Figure dataset records
+-------+

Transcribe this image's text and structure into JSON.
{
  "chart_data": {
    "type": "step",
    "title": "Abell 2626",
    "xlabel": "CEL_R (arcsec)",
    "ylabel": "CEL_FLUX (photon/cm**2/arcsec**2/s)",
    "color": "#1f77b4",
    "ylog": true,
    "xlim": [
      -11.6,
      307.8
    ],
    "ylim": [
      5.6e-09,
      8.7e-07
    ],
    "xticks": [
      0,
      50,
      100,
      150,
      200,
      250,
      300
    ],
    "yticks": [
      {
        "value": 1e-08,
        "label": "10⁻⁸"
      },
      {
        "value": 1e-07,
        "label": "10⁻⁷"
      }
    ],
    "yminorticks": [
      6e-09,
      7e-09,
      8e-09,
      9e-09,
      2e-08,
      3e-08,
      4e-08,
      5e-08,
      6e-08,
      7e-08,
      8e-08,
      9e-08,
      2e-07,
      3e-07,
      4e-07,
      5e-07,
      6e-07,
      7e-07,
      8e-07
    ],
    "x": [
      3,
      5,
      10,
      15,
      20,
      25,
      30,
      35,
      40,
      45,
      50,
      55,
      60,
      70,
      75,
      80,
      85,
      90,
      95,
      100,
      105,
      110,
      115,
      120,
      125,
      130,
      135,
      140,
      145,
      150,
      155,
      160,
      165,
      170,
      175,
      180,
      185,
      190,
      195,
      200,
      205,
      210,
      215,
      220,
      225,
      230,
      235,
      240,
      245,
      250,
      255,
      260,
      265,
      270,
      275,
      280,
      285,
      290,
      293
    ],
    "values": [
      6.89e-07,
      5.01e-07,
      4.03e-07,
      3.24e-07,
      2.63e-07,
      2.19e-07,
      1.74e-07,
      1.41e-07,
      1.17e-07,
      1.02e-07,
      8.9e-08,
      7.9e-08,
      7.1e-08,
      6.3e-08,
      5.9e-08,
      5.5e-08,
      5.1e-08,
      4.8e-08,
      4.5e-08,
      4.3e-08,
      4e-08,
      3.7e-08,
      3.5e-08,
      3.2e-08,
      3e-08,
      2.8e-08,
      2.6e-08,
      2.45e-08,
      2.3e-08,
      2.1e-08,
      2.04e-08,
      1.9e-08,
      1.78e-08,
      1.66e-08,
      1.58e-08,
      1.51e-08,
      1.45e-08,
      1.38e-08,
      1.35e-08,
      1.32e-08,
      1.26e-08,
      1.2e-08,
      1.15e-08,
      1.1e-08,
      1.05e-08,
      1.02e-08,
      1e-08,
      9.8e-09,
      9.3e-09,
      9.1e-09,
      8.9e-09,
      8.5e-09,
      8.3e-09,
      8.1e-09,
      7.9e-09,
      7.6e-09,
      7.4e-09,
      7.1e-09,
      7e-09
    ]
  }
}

+-------+

- **EXERCISE TASK**
Extract, from the material above, each line holding the word "arcsec".

- **TASK ANSWER**
    "xlabel": "CEL_R (arcsec)",
    "ylabel": "CEL_FLUX (photon/cm**2/arcsec**2/s)",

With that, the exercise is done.